[Begin Source records]

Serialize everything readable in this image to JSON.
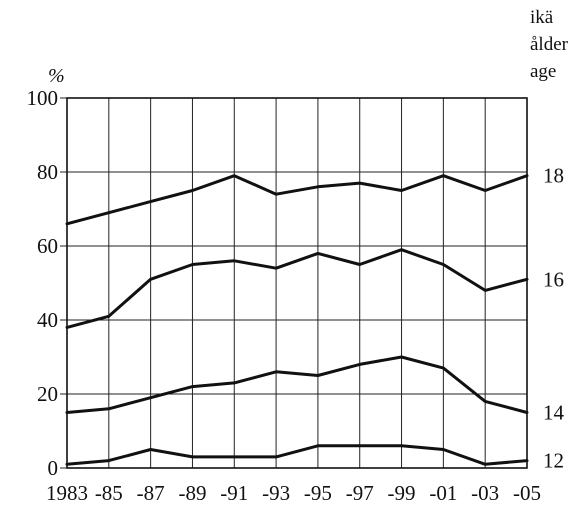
{
  "chart_data": {
    "type": "line",
    "y_unit": "%",
    "right_axis_title": [
      "ikä",
      "ålder",
      "age"
    ],
    "categories": [
      "1983",
      "-85",
      "-87",
      "-89",
      "-91",
      "-93",
      "-95",
      "-97",
      "-99",
      "-01",
      "-03",
      "-05"
    ],
    "y_ticks": [
      "0",
      "20",
      "40",
      "60",
      "80",
      "100"
    ],
    "ylim": [
      0,
      100
    ],
    "grid": true,
    "series": [
      {
        "name": "18",
        "values": [
          66,
          69,
          72,
          75,
          79,
          74,
          76,
          77,
          75,
          79,
          75,
          79
        ]
      },
      {
        "name": "16",
        "values": [
          38,
          41,
          51,
          55,
          56,
          54,
          58,
          55,
          59,
          55,
          48,
          51
        ]
      },
      {
        "name": "14",
        "values": [
          15,
          16,
          19,
          22,
          23,
          26,
          25,
          28,
          30,
          27,
          18,
          15
        ]
      },
      {
        "name": "12",
        "values": [
          1,
          2,
          5,
          3,
          3,
          3,
          6,
          6,
          6,
          5,
          1,
          2
        ]
      }
    ]
  }
}
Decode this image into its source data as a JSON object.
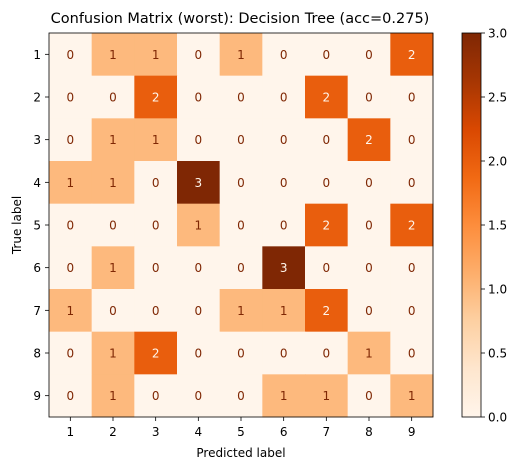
{
  "chart_data": {
    "type": "heatmap",
    "title": "Confusion Matrix (worst): Decision Tree (acc=0.275)",
    "xlabel": "Predicted label",
    "ylabel": "True label",
    "x_categories": [
      "1",
      "2",
      "3",
      "4",
      "5",
      "6",
      "7",
      "8",
      "9"
    ],
    "y_categories": [
      "1",
      "2",
      "3",
      "4",
      "5",
      "6",
      "7",
      "8",
      "9"
    ],
    "values": [
      [
        0,
        1,
        1,
        0,
        1,
        0,
        0,
        0,
        2
      ],
      [
        0,
        0,
        2,
        0,
        0,
        0,
        2,
        0,
        0
      ],
      [
        0,
        1,
        1,
        0,
        0,
        0,
        0,
        2,
        0
      ],
      [
        1,
        1,
        0,
        3,
        0,
        0,
        0,
        0,
        0
      ],
      [
        0,
        0,
        0,
        1,
        0,
        0,
        2,
        0,
        2
      ],
      [
        0,
        1,
        0,
        0,
        0,
        3,
        0,
        0,
        0
      ],
      [
        1,
        0,
        0,
        0,
        1,
        1,
        2,
        0,
        0
      ],
      [
        0,
        1,
        2,
        0,
        0,
        0,
        0,
        1,
        0
      ],
      [
        0,
        1,
        0,
        0,
        0,
        1,
        1,
        0,
        1
      ]
    ],
    "colormap": "Oranges",
    "color_range": [
      0,
      3
    ],
    "colorbar_ticks": [
      "0.0",
      "0.5",
      "1.0",
      "1.5",
      "2.0",
      "2.5",
      "3.0"
    ],
    "colors": {
      "low": "#fff5eb",
      "mid": "#fd8d3c",
      "high": "#7f2704",
      "text_on_light": "#7f2704",
      "text_on_dark": "#fff5eb"
    },
    "grid": false
  }
}
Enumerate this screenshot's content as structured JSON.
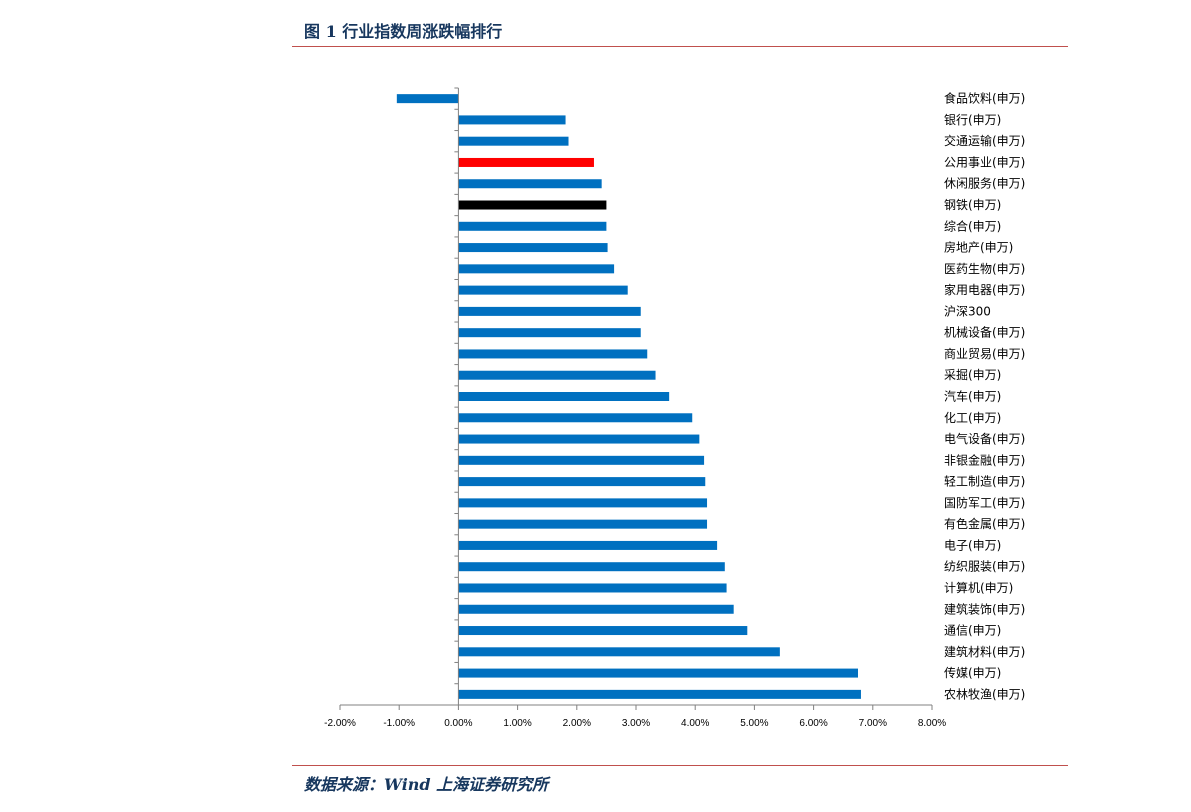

[End Source records]

• Challenge:
Copy every line from the entries that contains the word "image".

• Solution to this task:
Serialize everything readable in this image to JSON.
Decode this image into its source data as a JSON object.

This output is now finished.